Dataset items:
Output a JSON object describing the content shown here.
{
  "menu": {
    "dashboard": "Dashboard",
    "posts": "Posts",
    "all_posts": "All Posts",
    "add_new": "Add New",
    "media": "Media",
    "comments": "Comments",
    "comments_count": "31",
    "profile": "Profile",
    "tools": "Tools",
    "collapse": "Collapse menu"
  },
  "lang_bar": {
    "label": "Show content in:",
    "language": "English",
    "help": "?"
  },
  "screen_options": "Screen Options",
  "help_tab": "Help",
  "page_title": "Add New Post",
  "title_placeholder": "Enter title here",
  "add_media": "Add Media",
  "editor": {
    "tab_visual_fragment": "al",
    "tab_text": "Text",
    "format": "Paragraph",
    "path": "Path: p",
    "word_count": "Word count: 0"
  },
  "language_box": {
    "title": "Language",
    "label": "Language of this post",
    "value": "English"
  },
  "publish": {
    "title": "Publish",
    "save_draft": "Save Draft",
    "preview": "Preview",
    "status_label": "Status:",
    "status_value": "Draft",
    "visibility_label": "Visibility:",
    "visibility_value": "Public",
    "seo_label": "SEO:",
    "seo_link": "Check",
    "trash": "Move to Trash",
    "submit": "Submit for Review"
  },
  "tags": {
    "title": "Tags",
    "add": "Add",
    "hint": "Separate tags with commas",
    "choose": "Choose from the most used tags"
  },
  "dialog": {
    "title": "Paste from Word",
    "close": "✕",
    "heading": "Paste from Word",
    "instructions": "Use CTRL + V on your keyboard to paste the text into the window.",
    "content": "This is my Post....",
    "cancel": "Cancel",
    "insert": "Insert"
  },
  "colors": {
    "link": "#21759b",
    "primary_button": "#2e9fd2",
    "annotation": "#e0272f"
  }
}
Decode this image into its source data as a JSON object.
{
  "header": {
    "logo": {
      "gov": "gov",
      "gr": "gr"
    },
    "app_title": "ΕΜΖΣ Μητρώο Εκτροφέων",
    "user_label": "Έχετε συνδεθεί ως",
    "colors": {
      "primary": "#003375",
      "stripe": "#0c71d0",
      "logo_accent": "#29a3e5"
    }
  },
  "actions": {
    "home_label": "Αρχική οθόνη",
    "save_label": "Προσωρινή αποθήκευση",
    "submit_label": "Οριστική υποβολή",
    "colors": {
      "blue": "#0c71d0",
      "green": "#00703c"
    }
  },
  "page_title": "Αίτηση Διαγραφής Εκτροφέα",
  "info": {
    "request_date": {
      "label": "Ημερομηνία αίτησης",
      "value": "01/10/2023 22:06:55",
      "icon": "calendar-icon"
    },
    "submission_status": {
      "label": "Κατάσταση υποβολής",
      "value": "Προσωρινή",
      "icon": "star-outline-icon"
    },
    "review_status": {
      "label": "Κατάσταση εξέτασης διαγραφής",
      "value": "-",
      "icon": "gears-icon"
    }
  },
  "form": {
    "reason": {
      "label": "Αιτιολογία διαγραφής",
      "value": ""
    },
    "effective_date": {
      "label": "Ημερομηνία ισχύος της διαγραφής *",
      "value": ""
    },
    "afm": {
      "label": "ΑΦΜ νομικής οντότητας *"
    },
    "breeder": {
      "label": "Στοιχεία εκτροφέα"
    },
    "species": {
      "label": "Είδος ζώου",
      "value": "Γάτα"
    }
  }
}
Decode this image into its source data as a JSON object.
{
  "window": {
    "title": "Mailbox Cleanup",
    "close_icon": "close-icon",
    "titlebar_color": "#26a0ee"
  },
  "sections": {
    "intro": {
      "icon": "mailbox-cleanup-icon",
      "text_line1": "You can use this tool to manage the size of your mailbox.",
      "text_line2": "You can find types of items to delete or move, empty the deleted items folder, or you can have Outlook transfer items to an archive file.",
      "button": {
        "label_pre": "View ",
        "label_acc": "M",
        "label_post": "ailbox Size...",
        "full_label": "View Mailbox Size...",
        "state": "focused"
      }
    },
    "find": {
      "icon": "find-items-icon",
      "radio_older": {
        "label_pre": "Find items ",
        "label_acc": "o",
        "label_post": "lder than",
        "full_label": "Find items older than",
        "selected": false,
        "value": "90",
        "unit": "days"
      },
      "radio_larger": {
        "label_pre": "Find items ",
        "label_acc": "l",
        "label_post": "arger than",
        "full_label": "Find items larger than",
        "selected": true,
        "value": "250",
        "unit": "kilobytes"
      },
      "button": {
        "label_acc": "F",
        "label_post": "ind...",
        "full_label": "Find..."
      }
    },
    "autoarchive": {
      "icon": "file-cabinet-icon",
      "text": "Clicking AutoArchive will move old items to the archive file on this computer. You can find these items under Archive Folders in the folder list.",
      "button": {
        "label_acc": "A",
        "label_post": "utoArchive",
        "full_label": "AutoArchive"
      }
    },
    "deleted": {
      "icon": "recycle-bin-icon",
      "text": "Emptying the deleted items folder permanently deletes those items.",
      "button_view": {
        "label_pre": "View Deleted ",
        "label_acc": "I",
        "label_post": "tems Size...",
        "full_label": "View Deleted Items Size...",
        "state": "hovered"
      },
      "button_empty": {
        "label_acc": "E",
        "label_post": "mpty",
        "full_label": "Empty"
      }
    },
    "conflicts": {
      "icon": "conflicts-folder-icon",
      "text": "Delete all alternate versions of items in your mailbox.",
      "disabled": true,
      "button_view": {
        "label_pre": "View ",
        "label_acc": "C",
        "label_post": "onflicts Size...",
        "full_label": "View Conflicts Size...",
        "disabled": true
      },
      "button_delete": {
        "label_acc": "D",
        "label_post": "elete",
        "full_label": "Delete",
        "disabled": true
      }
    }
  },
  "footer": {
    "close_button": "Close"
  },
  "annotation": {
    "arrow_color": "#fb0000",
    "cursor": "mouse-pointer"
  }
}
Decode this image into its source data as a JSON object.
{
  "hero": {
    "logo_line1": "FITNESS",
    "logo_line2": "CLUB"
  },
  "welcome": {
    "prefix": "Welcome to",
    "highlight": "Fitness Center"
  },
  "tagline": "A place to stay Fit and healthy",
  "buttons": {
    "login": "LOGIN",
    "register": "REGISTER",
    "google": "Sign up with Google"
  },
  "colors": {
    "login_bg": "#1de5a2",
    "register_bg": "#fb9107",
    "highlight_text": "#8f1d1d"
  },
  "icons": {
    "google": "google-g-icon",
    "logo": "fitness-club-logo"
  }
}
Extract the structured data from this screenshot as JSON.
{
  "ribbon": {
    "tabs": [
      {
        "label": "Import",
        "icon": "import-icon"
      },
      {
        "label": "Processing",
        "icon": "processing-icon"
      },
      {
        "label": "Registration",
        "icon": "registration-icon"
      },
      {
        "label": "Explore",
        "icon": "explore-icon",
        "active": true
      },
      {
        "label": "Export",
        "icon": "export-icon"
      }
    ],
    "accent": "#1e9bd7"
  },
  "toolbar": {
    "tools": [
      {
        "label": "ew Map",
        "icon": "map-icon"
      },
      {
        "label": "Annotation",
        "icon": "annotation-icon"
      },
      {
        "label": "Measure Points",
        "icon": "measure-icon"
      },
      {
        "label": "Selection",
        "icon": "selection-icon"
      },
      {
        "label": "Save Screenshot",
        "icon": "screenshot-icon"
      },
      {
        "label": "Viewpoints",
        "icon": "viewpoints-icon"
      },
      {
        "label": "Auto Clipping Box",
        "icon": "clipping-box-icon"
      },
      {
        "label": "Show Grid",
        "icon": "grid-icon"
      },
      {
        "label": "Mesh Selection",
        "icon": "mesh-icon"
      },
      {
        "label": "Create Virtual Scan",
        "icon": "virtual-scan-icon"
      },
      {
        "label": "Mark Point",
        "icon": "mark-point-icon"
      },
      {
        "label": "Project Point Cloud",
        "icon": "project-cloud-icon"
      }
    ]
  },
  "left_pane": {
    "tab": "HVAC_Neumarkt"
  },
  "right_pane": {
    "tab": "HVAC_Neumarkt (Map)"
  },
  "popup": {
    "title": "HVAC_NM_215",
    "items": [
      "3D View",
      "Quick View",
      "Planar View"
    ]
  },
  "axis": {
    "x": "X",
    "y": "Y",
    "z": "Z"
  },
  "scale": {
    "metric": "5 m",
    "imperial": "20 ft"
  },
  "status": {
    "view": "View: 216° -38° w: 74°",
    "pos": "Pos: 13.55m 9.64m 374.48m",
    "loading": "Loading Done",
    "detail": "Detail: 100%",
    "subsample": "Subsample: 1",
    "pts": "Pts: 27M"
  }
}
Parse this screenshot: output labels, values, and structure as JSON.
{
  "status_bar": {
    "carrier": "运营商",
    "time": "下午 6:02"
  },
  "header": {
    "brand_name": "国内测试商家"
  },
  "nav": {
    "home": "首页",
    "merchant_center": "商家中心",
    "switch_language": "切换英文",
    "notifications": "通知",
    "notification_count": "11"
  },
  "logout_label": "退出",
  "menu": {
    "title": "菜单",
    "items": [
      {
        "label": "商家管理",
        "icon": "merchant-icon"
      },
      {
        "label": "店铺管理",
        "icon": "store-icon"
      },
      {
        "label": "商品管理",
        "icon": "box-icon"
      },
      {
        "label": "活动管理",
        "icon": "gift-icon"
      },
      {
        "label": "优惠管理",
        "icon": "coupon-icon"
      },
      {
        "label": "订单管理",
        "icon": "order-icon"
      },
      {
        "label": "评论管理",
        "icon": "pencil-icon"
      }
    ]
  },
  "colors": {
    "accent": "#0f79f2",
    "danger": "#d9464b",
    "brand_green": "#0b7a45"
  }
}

Task objective ->
Count the lines that hold the string "Word", and reply with that number alone.

Solution for this exercise ->
3